== TASK MATERIAL ==
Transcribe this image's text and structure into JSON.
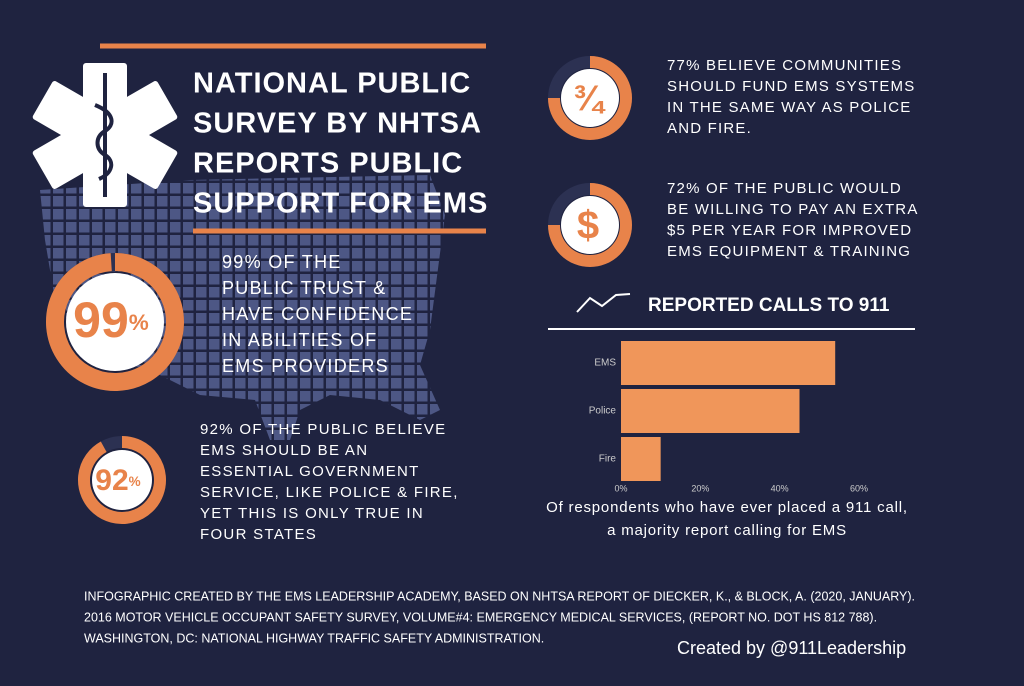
{
  "title_lines": [
    "NATIONAL PUBLIC",
    "SURVEY BY NHTSA",
    "REPORTS PUBLIC",
    "SUPPORT FOR EMS"
  ],
  "stats": [
    {
      "value": 99,
      "label": "99",
      "unit": "%",
      "lines": [
        "99% OF THE",
        "PUBLIC TRUST &",
        "HAVE CONFIDENCE",
        "IN ABILITIES OF",
        "EMS PROVIDERS"
      ]
    },
    {
      "value": 92,
      "label": "92",
      "unit": "%",
      "lines": [
        "92% OF THE PUBLIC BELIEVE",
        "EMS SHOULD BE AN",
        "ESSENTIAL GOVERNMENT",
        "SERVICE, LIKE POLICE & FIRE,",
        "YET THIS IS ONLY TRUE IN",
        "FOUR STATES"
      ]
    }
  ],
  "facts": [
    {
      "icon": "¾",
      "lines": [
        "77% BELIEVE COMMUNITIES",
        "SHOULD FUND EMS SYSTEMS",
        "IN THE SAME WAY AS POLICE",
        "AND FIRE."
      ]
    },
    {
      "icon": "$",
      "lines": [
        "72% OF THE PUBLIC WOULD",
        "BE WILLING TO PAY AN EXTRA",
        "$5 PER YEAR FOR IMPROVED",
        "EMS EQUIPMENT & TRAINING"
      ]
    }
  ],
  "chart_data": {
    "type": "barh",
    "title": "REPORTED CALLS TO 911",
    "categories": [
      "EMS",
      "Police",
      "Fire"
    ],
    "values": [
      54,
      45,
      10
    ],
    "color": "#f0965a",
    "xlim": [
      0,
      60
    ],
    "xticks": [
      {
        "value": 0,
        "label": "0%"
      },
      {
        "value": 20,
        "label": "20%"
      },
      {
        "value": 40,
        "label": "40%"
      },
      {
        "value": 60,
        "label": "60%"
      }
    ],
    "caption": [
      "Of respondents who have ever placed a 911 call,",
      "a majority report calling for EMS"
    ]
  },
  "footer": [
    "INFOGRAPHIC CREATED BY THE EMS LEADERSHIP ACADEMY, BASED ON NHTSA REPORT OF DIECKER, K., & BLOCK, A. (2020, JANUARY).",
    "2016 MOTOR VEHICLE OCCUPANT SAFETY SURVEY, VOLUME#4: EMERGENCY MEDICAL SERVICES, (REPORT NO. DOT HS 812 788).",
    "WASHINGTON, DC: NATIONAL HIGHWAY TRAFFIC SAFETY ADMINISTRATION."
  ],
  "credit": "Created by @911Leadership"
}
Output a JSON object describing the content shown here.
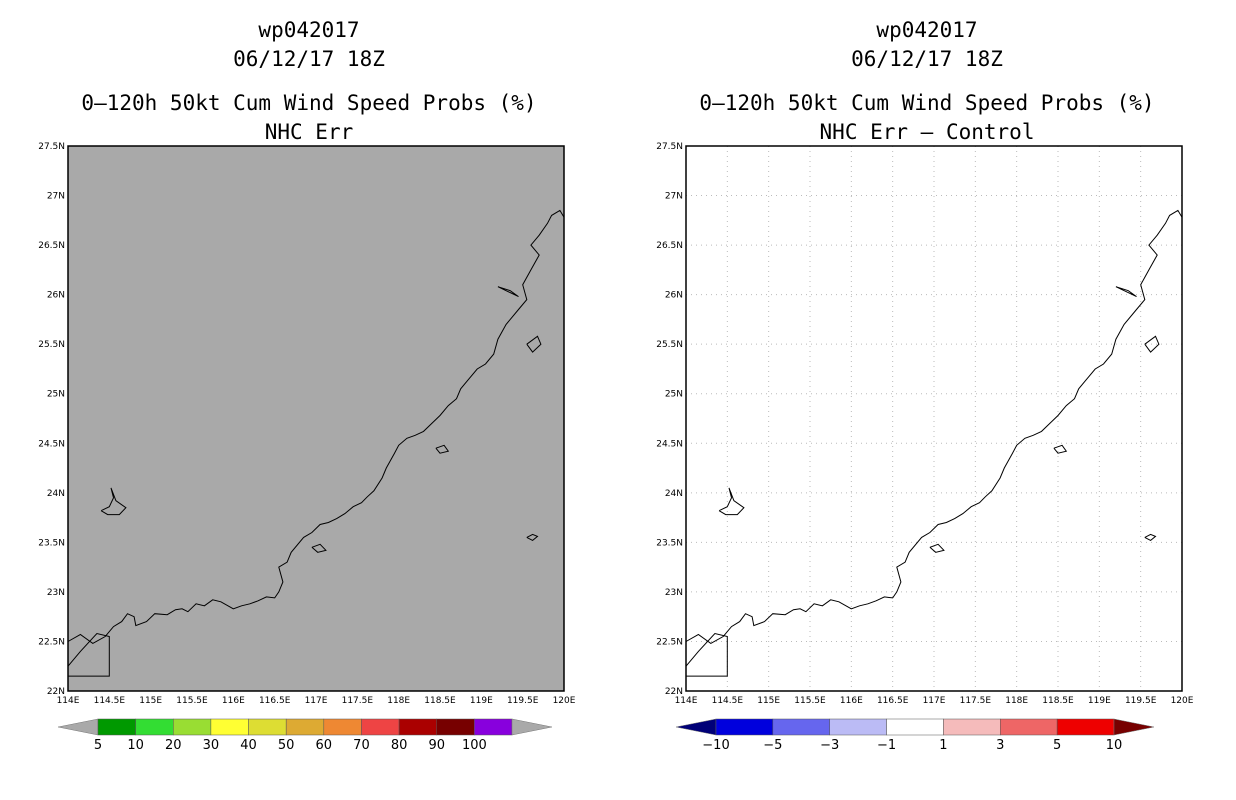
{
  "panels": [
    {
      "id": "left",
      "title_line1": "wp042017",
      "title_line2": "06/12/17 18Z",
      "title_line3": "0–120h 50kt Cum Wind Speed Probs (%)",
      "title_line4": "NHC Err",
      "background": "#a9a9a9",
      "grid": false,
      "colorbar": {
        "labels": [
          "5",
          "10",
          "20",
          "30",
          "40",
          "50",
          "60",
          "70",
          "80",
          "90",
          "100"
        ],
        "colors": [
          "#009900",
          "#33dd33",
          "#99dd33",
          "#ffff33",
          "#dddd33",
          "#ddaa33",
          "#ee8833",
          "#ee4444",
          "#aa0000",
          "#770000",
          "#8800dd"
        ],
        "end_colors": [
          "#a9a9a9",
          "#a9a9a9"
        ]
      }
    },
    {
      "id": "right",
      "title_line1": "wp042017",
      "title_line2": "06/12/17 18Z",
      "title_line3": "0–120h 50kt Cum Wind Speed Probs (%)",
      "title_line4": "NHC Err – Control",
      "background": "#ffffff",
      "grid": true,
      "colorbar": {
        "labels": [
          "−10",
          "−5",
          "−3",
          "−1",
          "1",
          "3",
          "5",
          "10"
        ],
        "colors": [
          "#0000dd",
          "#6666ee",
          "#bbbbf5",
          "#ffffff",
          "#f5bbbb",
          "#ee6666",
          "#ee0000"
        ],
        "end_colors": [
          "#000077",
          "#770000"
        ]
      }
    }
  ],
  "axes": {
    "lat_labels": [
      "27.5N",
      "27N",
      "26.5N",
      "26N",
      "25.5N",
      "25N",
      "24.5N",
      "24N",
      "23.5N",
      "23N",
      "22.5N",
      "22N"
    ],
    "lon_labels": [
      "114E",
      "114.5E",
      "115E",
      "115.5E",
      "116E",
      "116.5E",
      "117E",
      "117.5E",
      "118E",
      "118.5E",
      "119E",
      "119.5E",
      "120E"
    ],
    "lat_range": [
      22,
      27.5
    ],
    "lon_range": [
      114,
      120
    ]
  }
}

== PROBLEM TO WORK ON ==
Leave out the pictures and output every record above precisely as given.

== WRITTEN RESPONSE ==
Transcribe this image's text and structure into JSON.
{
  "title_lines": [
    "NATIONAL PUBLIC",
    "SURVEY BY NHTSA",
    "REPORTS PUBLIC",
    "SUPPORT FOR EMS"
  ],
  "stats": [
    {
      "value": 99,
      "label": "99",
      "unit": "%",
      "lines": [
        "99% OF THE",
        "PUBLIC TRUST &",
        "HAVE CONFIDENCE",
        "IN ABILITIES OF",
        "EMS PROVIDERS"
      ]
    },
    {
      "value": 92,
      "label": "92",
      "unit": "%",
      "lines": [
        "92% OF THE PUBLIC BELIEVE",
        "EMS SHOULD BE AN",
        "ESSENTIAL GOVERNMENT",
        "SERVICE, LIKE POLICE & FIRE,",
        "YET THIS IS ONLY TRUE IN",
        "FOUR STATES"
      ]
    }
  ],
  "facts": [
    {
      "icon": "¾",
      "lines": [
        "77% BELIEVE COMMUNITIES",
        "SHOULD FUND EMS SYSTEMS",
        "IN THE SAME WAY AS POLICE",
        "AND FIRE."
      ]
    },
    {
      "icon": "$",
      "lines": [
        "72% OF THE PUBLIC WOULD",
        "BE WILLING TO PAY AN EXTRA",
        "$5 PER YEAR FOR IMPROVED",
        "EMS EQUIPMENT & TRAINING"
      ]
    }
  ],
  "chart_data": {
    "type": "barh",
    "title": "REPORTED CALLS TO 911",
    "categories": [
      "EMS",
      "Police",
      "Fire"
    ],
    "values": [
      54,
      45,
      10
    ],
    "color": "#f0965a",
    "xlim": [
      0,
      60
    ],
    "xticks": [
      {
        "value": 0,
        "label": "0%"
      },
      {
        "value": 20,
        "label": "20%"
      },
      {
        "value": 40,
        "label": "40%"
      },
      {
        "value": 60,
        "label": "60%"
      }
    ],
    "caption": [
      "Of respondents who have ever placed a 911 call,",
      "a majority report calling for EMS"
    ]
  },
  "footer": [
    "INFOGRAPHIC CREATED BY THE EMS LEADERSHIP ACADEMY, BASED ON NHTSA REPORT OF DIECKER, K., & BLOCK, A. (2020, JANUARY).",
    "2016 MOTOR VEHICLE OCCUPANT SAFETY SURVEY, VOLUME#4: EMERGENCY MEDICAL SERVICES, (REPORT NO. DOT HS 812 788).",
    "WASHINGTON, DC: NATIONAL HIGHWAY TRAFFIC SAFETY ADMINISTRATION."
  ],
  "credit": "Created by @911Leadership"
}
Output a JSON object describing the content shown here.
{
  "panels": [
    {
      "id": "left",
      "title_line1": "wp042017",
      "title_line2": "06/12/17 18Z",
      "title_line3": "0–120h 50kt Cum Wind Speed Probs (%)",
      "title_line4": "NHC Err",
      "background": "#a9a9a9",
      "grid": false,
      "colorbar": {
        "labels": [
          "5",
          "10",
          "20",
          "30",
          "40",
          "50",
          "60",
          "70",
          "80",
          "90",
          "100"
        ],
        "colors": [
          "#009900",
          "#33dd33",
          "#99dd33",
          "#ffff33",
          "#dddd33",
          "#ddaa33",
          "#ee8833",
          "#ee4444",
          "#aa0000",
          "#770000",
          "#8800dd"
        ],
        "end_colors": [
          "#a9a9a9",
          "#a9a9a9"
        ]
      }
    },
    {
      "id": "right",
      "title_line1": "wp042017",
      "title_line2": "06/12/17 18Z",
      "title_line3": "0–120h 50kt Cum Wind Speed Probs (%)",
      "title_line4": "NHC Err – Control",
      "background": "#ffffff",
      "grid": true,
      "colorbar": {
        "labels": [
          "−10",
          "−5",
          "−3",
          "−1",
          "1",
          "3",
          "5",
          "10"
        ],
        "colors": [
          "#0000dd",
          "#6666ee",
          "#bbbbf5",
          "#ffffff",
          "#f5bbbb",
          "#ee6666",
          "#ee0000"
        ],
        "end_colors": [
          "#000077",
          "#770000"
        ]
      }
    }
  ],
  "axes": {
    "lat_labels": [
      "27.5N",
      "27N",
      "26.5N",
      "26N",
      "25.5N",
      "25N",
      "24.5N",
      "24N",
      "23.5N",
      "23N",
      "22.5N",
      "22N"
    ],
    "lon_labels": [
      "114E",
      "114.5E",
      "115E",
      "115.5E",
      "116E",
      "116.5E",
      "117E",
      "117.5E",
      "118E",
      "118.5E",
      "119E",
      "119.5E",
      "120E"
    ],
    "lat_range": [
      22,
      27.5
    ],
    "lon_range": [
      114,
      120
    ]
  }
}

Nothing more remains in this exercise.